§ **What you will do**
Determine how many lines in the entries below include "scénario". The reply should be that number and nothing else.

§ **Provided records**
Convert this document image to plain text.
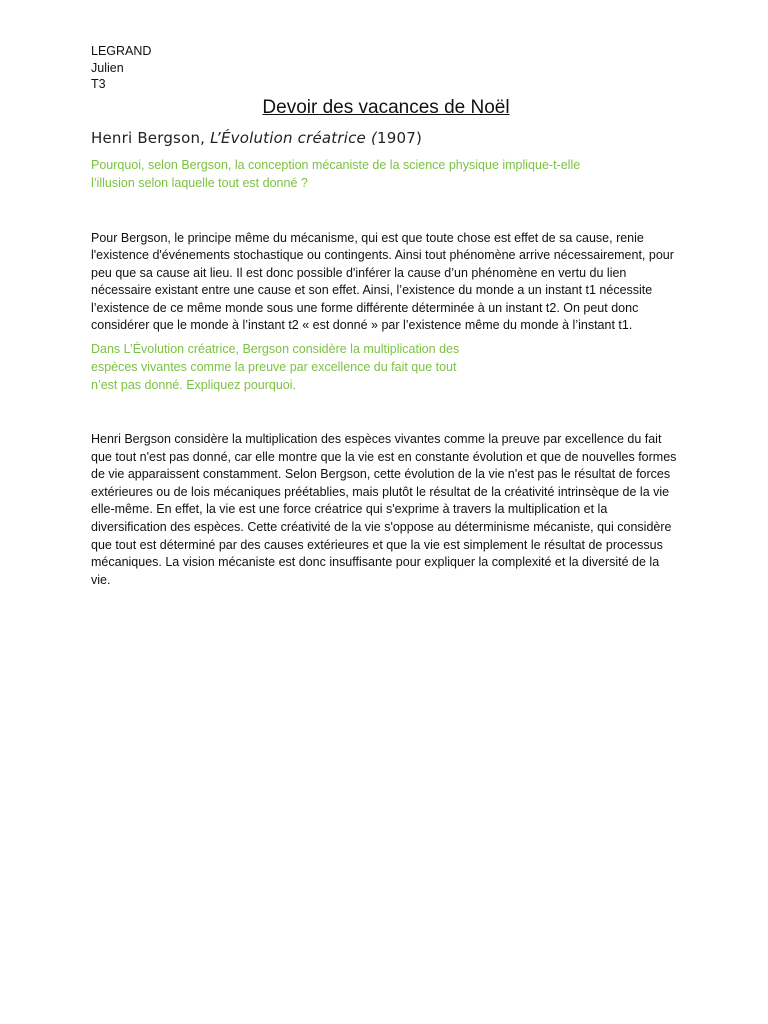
LEGRAND
Julien
T3
Devoir des vacances de Noël

Henri Bergson, L’Évolution créatrice (1907)

Pourquoi, selon Bergson, la conception mécaniste de la science physique implique-t-elle l’illusion selon laquelle tout est donné ?

Pour Bergson, le principe même du mécanisme, qui est que toute chose est effet de sa cause, renie l'existence d'événements stochastique ou contingents. Ainsi tout phénomène arrive nécessairement, pour peu que sa cause ait lieu. Il est donc possible d'inférer la cause d’un phénomène en vertu du lien nécessaire existant entre une cause et son effet. Ainsi, l’existence du monde a un instant t1 nécessite l’existence de ce même monde sous une forme différente déterminée à un instant t2. On peut donc considérer que le monde à l’instant t2 « est donné » par l’existence même du monde à l’instant t1.

Dans L’Évolution créatrice, Bergson considère la multiplication des espèces vivantes comme la preuve par excellence du fait que tout n’est pas donné. Expliquez pourquoi.

Henri Bergson considère la multiplication des espèces vivantes comme la preuve par excellence du fait que tout n'est pas donné, car elle montre que la vie est en constante évolution et que de nouvelles formes de vie apparaissent constamment. Selon Bergson, cette évolution de la vie n'est pas le résultat de forces extérieures ou de lois mécaniques préétablies, mais plutôt le résultat de la créativité intrinsèque de la vie elle-même. En effet, la vie est une force créatrice qui s'exprime à travers la multiplication et la diversification des espèces. Cette créativité de la vie s'oppose au déterminisme mécaniste, qui considère que tout est déterminé par des causes extérieures et que la vie est simplement le résultat de processus mécaniques. La vision mécaniste est donc insuffisante pour expliquer la complexité et la diversité de la vie.
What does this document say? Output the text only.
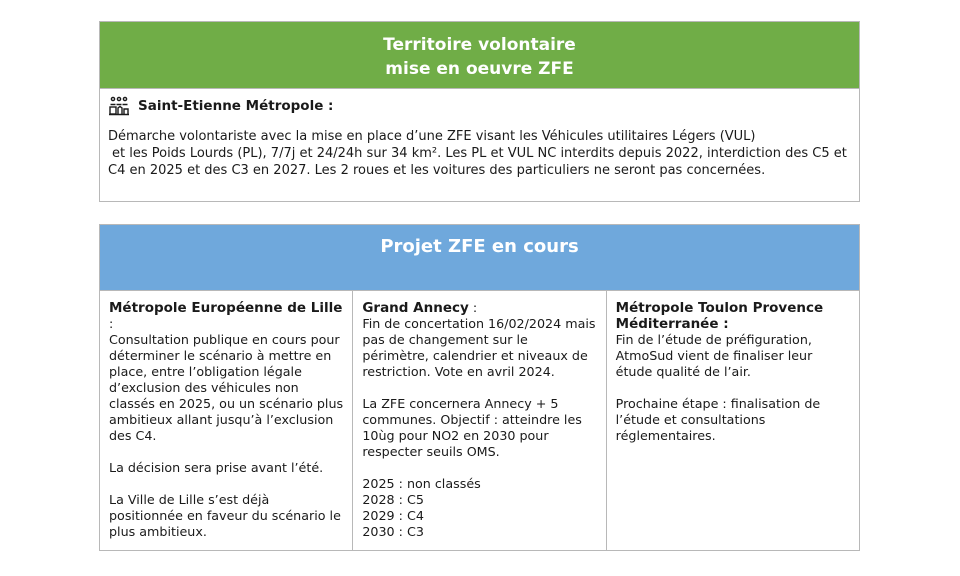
Territoire volontaire
mise en oeuvre ZFE
Saint-Etienne Métropole :
Démarche volontariste avec la mise en place d’une ZFE visant les Véhicules utilitaires Légers (VUL)
et les Poids Lourds (PL), 7/7j et 24/24h sur 34 km². Les PL et VUL NC interdits depuis 2022, interdiction des C5 et
C4 en 2025 et des C3 en 2027. Les 2 roues et les voitures des particuliers ne seront pas concernées.
Projet ZFE en cours
Métropole Européenne de Lille :

Consultation publique en cours pour déterminer le scénario à mettre en place, entre l’obligation légale d’exclusion des véhicules non classés en 2025, ou un scénario plus ambitieux allant jusqu’à l’exclusion des C4.

La décision sera prise avant l’été.

La Ville de Lille s’est déjà positionnée en faveur du scénario le plus ambitieux.

Grand Annecy :

Fin de concertation 16/02/2024 mais pas de changement sur le périmètre, calendrier et niveaux de restriction. Vote en avril 2024.

La ZFE concernera Annecy + 5 communes. Objectif : atteindre les 10ùg pour NO2 en 2030 pour respecter seuils OMS.

2025 : non classés
2028 : C5
2029 : C4
2030 : C3
Métropole Toulon Provence Méditerranée :

Fin de l’étude de préfiguration, AtmoSud vient de finaliser leur étude qualité de l’air.

Prochaine étape : finalisation de l’étude et consultations réglementaires.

§ **Answer to the problem**
2